● TASK TO CARRY OUT:
Write down each entry again, exactly as it reads.

● DATA SECTION:
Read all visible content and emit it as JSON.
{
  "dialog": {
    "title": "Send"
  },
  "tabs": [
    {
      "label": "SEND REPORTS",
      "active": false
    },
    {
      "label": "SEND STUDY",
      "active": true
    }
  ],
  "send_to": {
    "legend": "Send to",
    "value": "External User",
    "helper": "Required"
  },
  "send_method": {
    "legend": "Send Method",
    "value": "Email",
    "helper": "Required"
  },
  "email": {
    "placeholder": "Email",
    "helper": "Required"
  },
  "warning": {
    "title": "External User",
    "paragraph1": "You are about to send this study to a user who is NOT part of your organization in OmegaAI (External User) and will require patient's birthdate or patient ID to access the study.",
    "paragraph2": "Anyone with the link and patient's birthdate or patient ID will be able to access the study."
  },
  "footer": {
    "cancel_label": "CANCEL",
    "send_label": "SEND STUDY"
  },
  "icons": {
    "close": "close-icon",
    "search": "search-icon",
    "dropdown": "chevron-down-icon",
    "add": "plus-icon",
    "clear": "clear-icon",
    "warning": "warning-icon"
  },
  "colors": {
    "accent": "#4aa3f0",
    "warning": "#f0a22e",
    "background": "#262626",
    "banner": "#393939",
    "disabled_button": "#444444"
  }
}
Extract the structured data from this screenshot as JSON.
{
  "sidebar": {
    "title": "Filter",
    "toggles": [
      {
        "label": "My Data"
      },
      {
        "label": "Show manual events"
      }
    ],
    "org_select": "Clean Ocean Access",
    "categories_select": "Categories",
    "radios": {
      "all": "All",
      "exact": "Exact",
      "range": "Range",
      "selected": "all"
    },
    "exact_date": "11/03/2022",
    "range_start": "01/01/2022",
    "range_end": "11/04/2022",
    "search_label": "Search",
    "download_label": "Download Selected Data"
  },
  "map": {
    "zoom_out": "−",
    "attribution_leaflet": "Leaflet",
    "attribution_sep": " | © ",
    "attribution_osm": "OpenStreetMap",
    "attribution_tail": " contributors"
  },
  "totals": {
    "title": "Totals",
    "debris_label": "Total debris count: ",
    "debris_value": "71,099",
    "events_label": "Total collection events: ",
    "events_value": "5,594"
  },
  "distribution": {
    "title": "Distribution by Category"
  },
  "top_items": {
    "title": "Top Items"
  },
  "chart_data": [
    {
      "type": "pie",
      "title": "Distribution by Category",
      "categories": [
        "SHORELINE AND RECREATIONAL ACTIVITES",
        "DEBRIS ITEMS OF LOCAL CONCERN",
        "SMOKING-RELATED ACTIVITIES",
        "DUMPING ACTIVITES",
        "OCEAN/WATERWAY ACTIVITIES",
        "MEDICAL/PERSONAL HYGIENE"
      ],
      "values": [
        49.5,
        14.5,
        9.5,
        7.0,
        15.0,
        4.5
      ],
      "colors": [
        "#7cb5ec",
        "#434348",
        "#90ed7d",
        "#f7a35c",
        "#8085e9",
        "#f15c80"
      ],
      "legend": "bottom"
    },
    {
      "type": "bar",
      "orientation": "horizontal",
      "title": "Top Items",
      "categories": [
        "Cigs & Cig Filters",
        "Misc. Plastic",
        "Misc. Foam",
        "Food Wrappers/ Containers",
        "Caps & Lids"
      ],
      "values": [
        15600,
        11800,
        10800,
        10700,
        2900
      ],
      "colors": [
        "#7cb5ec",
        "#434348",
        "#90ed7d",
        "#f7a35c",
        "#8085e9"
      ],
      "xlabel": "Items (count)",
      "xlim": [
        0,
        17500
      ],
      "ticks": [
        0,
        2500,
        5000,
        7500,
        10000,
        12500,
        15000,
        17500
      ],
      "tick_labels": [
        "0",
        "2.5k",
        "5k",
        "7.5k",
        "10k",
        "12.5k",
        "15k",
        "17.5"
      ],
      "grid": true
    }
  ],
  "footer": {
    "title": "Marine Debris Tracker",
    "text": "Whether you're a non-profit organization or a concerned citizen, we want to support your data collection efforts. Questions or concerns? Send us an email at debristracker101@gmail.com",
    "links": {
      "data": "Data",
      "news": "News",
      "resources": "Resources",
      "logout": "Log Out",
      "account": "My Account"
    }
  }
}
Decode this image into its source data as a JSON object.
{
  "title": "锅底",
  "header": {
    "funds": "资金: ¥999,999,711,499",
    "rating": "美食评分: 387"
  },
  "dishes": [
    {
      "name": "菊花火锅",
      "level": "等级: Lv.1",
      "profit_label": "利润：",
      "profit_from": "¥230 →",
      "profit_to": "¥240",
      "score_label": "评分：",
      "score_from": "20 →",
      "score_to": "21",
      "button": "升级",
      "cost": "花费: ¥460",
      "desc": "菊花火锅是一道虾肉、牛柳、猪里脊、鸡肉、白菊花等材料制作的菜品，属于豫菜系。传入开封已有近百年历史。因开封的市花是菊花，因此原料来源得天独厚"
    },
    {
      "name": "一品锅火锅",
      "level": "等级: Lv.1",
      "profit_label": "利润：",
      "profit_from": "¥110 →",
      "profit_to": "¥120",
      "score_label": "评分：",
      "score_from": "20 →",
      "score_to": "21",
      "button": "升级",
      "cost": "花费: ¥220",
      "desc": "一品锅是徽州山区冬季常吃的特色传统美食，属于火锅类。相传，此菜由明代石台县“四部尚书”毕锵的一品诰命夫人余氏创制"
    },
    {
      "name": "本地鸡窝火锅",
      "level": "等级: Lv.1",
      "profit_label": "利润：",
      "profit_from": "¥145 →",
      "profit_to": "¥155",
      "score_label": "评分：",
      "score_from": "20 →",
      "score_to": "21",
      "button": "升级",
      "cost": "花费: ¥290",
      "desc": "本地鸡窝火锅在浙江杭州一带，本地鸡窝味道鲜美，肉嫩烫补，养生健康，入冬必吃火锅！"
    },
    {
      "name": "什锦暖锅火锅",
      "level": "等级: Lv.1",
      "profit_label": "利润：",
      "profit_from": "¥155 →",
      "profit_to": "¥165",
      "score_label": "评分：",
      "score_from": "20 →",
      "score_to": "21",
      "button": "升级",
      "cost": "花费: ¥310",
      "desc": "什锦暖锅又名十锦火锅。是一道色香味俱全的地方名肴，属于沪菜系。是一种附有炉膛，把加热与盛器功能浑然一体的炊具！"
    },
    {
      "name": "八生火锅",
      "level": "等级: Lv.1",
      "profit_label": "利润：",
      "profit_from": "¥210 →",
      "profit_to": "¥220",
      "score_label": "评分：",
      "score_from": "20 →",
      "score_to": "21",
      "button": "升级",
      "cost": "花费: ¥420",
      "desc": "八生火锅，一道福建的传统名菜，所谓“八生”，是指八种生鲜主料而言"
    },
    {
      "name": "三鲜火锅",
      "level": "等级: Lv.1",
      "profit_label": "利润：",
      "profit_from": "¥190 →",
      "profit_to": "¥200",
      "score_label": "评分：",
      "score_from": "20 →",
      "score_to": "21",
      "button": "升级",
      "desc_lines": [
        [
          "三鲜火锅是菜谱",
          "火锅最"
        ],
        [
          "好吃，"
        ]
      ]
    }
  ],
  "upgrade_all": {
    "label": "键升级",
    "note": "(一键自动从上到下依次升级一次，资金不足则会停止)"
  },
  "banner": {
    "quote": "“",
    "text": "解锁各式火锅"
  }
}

● RESULT OF THE TASK:
Read all visible content and emit it as JSON.
{
  "dialog": {
    "title": "Send"
  },
  "tabs": [
    {
      "label": "SEND REPORTS",
      "active": false
    },
    {
      "label": "SEND STUDY",
      "active": true
    }
  ],
  "send_to": {
    "legend": "Send to",
    "value": "External User",
    "helper": "Required"
  },
  "send_method": {
    "legend": "Send Method",
    "value": "Email",
    "helper": "Required"
  },
  "email": {
    "placeholder": "Email",
    "helper": "Required"
  },
  "warning": {
    "title": "External User",
    "paragraph1": "You are about to send this study to a user who is NOT part of your organization in OmegaAI (External User) and will require patient's birthdate or patient ID to access the study.",
    "paragraph2": "Anyone with the link and patient's birthdate or patient ID will be able to access the study."
  },
  "footer": {
    "cancel_label": "CANCEL",
    "send_label": "SEND STUDY"
  },
  "icons": {
    "close": "close-icon",
    "search": "search-icon",
    "dropdown": "chevron-down-icon",
    "add": "plus-icon",
    "clear": "clear-icon",
    "warning": "warning-icon"
  },
  "colors": {
    "accent": "#4aa3f0",
    "warning": "#f0a22e",
    "background": "#262626",
    "banner": "#393939",
    "disabled_button": "#444444"
  }
}
Extract the structured data from this screenshot as JSON.
{
  "sidebar": {
    "title": "Filter",
    "toggles": [
      {
        "label": "My Data"
      },
      {
        "label": "Show manual events"
      }
    ],
    "org_select": "Clean Ocean Access",
    "categories_select": "Categories",
    "radios": {
      "all": "All",
      "exact": "Exact",
      "range": "Range",
      "selected": "all"
    },
    "exact_date": "11/03/2022",
    "range_start": "01/01/2022",
    "range_end": "11/04/2022",
    "search_label": "Search",
    "download_label": "Download Selected Data"
  },
  "map": {
    "zoom_out": "−",
    "attribution_leaflet": "Leaflet",
    "attribution_sep": " | © ",
    "attribution_osm": "OpenStreetMap",
    "attribution_tail": " contributors"
  },
  "totals": {
    "title": "Totals",
    "debris_label": "Total debris count: ",
    "debris_value": "71,099",
    "events_label": "Total collection events: ",
    "events_value": "5,594"
  },
  "distribution": {
    "title": "Distribution by Category"
  },
  "top_items": {
    "title": "Top Items"
  },
  "chart_data": [
    {
      "type": "pie",
      "title": "Distribution by Category",
      "categories": [
        "SHORELINE AND RECREATIONAL ACTIVITES",
        "DEBRIS ITEMS OF LOCAL CONCERN",
        "SMOKING-RELATED ACTIVITIES",
        "DUMPING ACTIVITES",
        "OCEAN/WATERWAY ACTIVITIES",
        "MEDICAL/PERSONAL HYGIENE"
      ],
      "values": [
        49.5,
        14.5,
        9.5,
        7.0,
        15.0,
        4.5
      ],
      "colors": [
        "#7cb5ec",
        "#434348",
        "#90ed7d",
        "#f7a35c",
        "#8085e9",
        "#f15c80"
      ],
      "legend": "bottom"
    },
    {
      "type": "bar",
      "orientation": "horizontal",
      "title": "Top Items",
      "categories": [
        "Cigs & Cig Filters",
        "Misc. Plastic",
        "Misc. Foam",
        "Food Wrappers/ Containers",
        "Caps & Lids"
      ],
      "values": [
        15600,
        11800,
        10800,
        10700,
        2900
      ],
      "colors": [
        "#7cb5ec",
        "#434348",
        "#90ed7d",
        "#f7a35c",
        "#8085e9"
      ],
      "xlabel": "Items (count)",
      "xlim": [
        0,
        17500
      ],
      "ticks": [
        0,
        2500,
        5000,
        7500,
        10000,
        12500,
        15000,
        17500
      ],
      "tick_labels": [
        "0",
        "2.5k",
        "5k",
        "7.5k",
        "10k",
        "12.5k",
        "15k",
        "17.5"
      ],
      "grid": true
    }
  ],
  "footer": {
    "title": "Marine Debris Tracker",
    "text": "Whether you're a non-profit organization or a concerned citizen, we want to support your data collection efforts. Questions or concerns? Send us an email at debristracker101@gmail.com",
    "links": {
      "data": "Data",
      "news": "News",
      "resources": "Resources",
      "logout": "Log Out",
      "account": "My Account"
    }
  }
}
Decode this image into its source data as a JSON object.
{
  "title": "锅底",
  "header": {
    "funds": "资金: ¥999,999,711,499",
    "rating": "美食评分: 387"
  },
  "dishes": [
    {
      "name": "菊花火锅",
      "level": "等级: Lv.1",
      "profit_label": "利润：",
      "profit_from": "¥230 →",
      "profit_to": "¥240",
      "score_label": "评分：",
      "score_from": "20 →",
      "score_to": "21",
      "button": "升级",
      "cost": "花费: ¥460",
      "desc": "菊花火锅是一道虾肉、牛柳、猪里脊、鸡肉、白菊花等材料制作的菜品，属于豫菜系。传入开封已有近百年历史。因开封的市花是菊花，因此原料来源得天独厚"
    },
    {
      "name": "一品锅火锅",
      "level": "等级: Lv.1",
      "profit_label": "利润：",
      "profit_from": "¥110 →",
      "profit_to": "¥120",
      "score_label": "评分：",
      "score_from": "20 →",
      "score_to": "21",
      "button": "升级",
      "cost": "花费: ¥220",
      "desc": "一品锅是徽州山区冬季常吃的特色传统美食，属于火锅类。相传，此菜由明代石台县“四部尚书”毕锵的一品诰命夫人余氏创制"
    },
    {
      "name": "本地鸡窝火锅",
      "level": "等级: Lv.1",
      "profit_label": "利润：",
      "profit_from": "¥145 →",
      "profit_to": "¥155",
      "score_label": "评分：",
      "score_from": "20 →",
      "score_to": "21",
      "button": "升级",
      "cost": "花费: ¥290",
      "desc": "本地鸡窝火锅在浙江杭州一带，本地鸡窝味道鲜美，肉嫩烫补，养生健康，入冬必吃火锅！"
    },
    {
      "name": "什锦暖锅火锅",
      "level": "等级: Lv.1",
      "profit_label": "利润：",
      "profit_from": "¥155 →",
      "profit_to": "¥165",
      "score_label": "评分：",
      "score_from": "20 →",
      "score_to": "21",
      "button": "升级",
      "cost": "花费: ¥310",
      "desc": "什锦暖锅又名十锦火锅。是一道色香味俱全的地方名肴，属于沪菜系。是一种附有炉膛，把加热与盛器功能浑然一体的炊具！"
    },
    {
      "name": "八生火锅",
      "level": "等级: Lv.1",
      "profit_label": "利润：",
      "profit_from": "¥210 →",
      "profit_to": "¥220",
      "score_label": "评分：",
      "score_from": "20 →",
      "score_to": "21",
      "button": "升级",
      "cost": "花费: ¥420",
      "desc": "八生火锅，一道福建的传统名菜，所谓“八生”，是指八种生鲜主料而言"
    },
    {
      "name": "三鲜火锅",
      "level": "等级: Lv.1",
      "profit_label": "利润：",
      "profit_from": "¥190 →",
      "profit_to": "¥200",
      "score_label": "评分：",
      "score_from": "20 →",
      "score_to": "21",
      "button": "升级",
      "desc_lines": [
        [
          "三鲜火锅是菜谱",
          "火锅最"
        ],
        [
          "好吃，"
        ]
      ]
    }
  ],
  "upgrade_all": {
    "label": "键升级",
    "note": "(一键自动从上到下依次升级一次，资金不足则会停止)"
  },
  "banner": {
    "quote": "“",
    "text": "解锁各式火锅"
  }
}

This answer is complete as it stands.